_WHAT YOU SHOULD DO_
Find each line with the word "errors" in it, then give the total alone.

** begin GIVEN ENTRIES **

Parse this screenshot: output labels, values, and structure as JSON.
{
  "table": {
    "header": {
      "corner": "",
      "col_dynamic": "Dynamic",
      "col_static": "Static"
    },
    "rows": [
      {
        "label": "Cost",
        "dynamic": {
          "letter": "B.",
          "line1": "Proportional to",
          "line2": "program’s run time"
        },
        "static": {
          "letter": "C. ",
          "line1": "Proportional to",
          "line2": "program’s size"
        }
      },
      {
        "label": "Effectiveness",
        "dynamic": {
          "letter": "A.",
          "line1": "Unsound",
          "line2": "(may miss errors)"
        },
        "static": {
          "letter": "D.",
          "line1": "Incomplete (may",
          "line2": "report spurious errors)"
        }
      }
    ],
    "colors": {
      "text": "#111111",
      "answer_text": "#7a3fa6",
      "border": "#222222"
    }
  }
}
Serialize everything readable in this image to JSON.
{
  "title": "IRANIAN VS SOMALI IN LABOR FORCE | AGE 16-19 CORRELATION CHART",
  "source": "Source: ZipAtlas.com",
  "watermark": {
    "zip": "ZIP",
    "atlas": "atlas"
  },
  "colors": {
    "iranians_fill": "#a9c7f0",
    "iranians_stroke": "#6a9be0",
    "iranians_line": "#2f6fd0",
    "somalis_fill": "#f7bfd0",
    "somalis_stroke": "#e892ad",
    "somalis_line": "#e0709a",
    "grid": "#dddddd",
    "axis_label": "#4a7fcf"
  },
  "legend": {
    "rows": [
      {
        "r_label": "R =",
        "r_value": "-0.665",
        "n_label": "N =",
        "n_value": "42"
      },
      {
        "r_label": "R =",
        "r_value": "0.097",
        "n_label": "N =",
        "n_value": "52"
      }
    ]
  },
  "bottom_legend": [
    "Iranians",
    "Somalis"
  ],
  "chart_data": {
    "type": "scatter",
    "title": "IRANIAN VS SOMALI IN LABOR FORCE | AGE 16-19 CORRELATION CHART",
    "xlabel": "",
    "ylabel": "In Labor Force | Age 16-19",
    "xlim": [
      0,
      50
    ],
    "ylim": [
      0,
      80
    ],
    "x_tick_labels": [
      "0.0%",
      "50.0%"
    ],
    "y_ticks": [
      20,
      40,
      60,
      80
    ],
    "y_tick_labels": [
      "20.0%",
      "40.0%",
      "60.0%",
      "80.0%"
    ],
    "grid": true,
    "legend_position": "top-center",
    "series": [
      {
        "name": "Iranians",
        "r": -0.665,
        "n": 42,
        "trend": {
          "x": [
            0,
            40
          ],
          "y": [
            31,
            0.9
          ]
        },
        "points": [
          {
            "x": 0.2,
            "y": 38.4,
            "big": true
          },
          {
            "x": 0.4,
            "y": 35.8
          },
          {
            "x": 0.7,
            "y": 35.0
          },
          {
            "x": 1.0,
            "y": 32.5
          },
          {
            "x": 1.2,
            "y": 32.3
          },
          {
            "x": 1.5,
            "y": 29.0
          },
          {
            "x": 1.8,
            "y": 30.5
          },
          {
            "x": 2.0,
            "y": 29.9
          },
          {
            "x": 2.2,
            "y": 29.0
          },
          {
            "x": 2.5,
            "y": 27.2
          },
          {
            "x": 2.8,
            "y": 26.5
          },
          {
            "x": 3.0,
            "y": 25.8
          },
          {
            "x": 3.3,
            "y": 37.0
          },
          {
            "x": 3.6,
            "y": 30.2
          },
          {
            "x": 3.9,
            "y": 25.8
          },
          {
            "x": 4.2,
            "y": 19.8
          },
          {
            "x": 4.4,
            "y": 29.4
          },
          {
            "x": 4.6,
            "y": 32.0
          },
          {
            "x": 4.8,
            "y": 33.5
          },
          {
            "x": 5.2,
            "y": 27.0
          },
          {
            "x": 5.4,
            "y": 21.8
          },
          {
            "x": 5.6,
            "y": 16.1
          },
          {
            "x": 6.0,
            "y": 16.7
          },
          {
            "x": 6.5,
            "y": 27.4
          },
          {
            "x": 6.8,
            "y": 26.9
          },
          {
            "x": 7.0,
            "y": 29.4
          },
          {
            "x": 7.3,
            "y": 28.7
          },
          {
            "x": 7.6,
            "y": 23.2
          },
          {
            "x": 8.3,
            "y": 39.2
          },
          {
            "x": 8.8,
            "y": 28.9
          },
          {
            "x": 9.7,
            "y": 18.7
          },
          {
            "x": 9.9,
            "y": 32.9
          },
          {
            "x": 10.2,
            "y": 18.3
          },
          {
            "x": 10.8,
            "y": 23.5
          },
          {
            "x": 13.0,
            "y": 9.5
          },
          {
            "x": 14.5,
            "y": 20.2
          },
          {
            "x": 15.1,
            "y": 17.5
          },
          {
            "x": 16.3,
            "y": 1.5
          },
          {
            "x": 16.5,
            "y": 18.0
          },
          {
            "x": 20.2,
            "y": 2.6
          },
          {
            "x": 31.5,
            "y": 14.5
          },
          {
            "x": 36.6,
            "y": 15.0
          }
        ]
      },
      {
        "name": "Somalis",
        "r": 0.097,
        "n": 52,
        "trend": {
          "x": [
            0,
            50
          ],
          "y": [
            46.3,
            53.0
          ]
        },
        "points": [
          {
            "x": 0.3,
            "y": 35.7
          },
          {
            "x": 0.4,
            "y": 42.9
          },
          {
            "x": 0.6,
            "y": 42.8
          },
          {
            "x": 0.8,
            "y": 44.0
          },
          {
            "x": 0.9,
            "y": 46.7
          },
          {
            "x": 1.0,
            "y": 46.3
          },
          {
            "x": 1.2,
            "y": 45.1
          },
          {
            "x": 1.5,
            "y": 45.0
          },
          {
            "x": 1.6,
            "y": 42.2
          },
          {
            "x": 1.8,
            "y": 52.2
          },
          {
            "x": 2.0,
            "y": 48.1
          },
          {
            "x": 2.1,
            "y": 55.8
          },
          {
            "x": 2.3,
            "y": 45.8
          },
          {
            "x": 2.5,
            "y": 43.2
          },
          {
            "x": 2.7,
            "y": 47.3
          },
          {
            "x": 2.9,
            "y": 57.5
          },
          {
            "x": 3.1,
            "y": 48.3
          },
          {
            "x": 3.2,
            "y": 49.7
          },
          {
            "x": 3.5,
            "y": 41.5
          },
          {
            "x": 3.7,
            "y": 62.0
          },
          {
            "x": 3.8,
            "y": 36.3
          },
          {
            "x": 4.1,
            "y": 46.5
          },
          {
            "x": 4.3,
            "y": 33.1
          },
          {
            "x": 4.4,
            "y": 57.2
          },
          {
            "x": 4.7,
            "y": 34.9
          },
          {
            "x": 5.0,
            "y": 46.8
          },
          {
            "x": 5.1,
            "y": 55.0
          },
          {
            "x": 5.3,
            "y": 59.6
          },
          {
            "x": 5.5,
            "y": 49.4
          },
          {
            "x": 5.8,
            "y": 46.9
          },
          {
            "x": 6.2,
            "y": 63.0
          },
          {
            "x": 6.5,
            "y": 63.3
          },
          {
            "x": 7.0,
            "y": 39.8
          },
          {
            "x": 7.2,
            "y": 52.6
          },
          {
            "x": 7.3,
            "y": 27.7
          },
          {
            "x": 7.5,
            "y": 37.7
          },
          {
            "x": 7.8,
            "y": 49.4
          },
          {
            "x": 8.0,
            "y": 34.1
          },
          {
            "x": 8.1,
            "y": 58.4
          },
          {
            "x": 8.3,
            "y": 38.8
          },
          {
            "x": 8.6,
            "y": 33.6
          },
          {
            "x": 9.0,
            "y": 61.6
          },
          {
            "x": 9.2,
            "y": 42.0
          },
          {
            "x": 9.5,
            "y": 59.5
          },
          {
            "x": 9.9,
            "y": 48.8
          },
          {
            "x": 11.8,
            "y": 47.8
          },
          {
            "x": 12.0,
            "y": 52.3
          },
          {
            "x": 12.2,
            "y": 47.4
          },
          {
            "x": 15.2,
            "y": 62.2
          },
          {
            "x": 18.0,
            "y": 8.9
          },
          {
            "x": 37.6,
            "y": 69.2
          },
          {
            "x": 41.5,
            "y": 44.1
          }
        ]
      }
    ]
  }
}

** end GIVEN ENTRIES **

_RESULT FOR THIS TASK_
2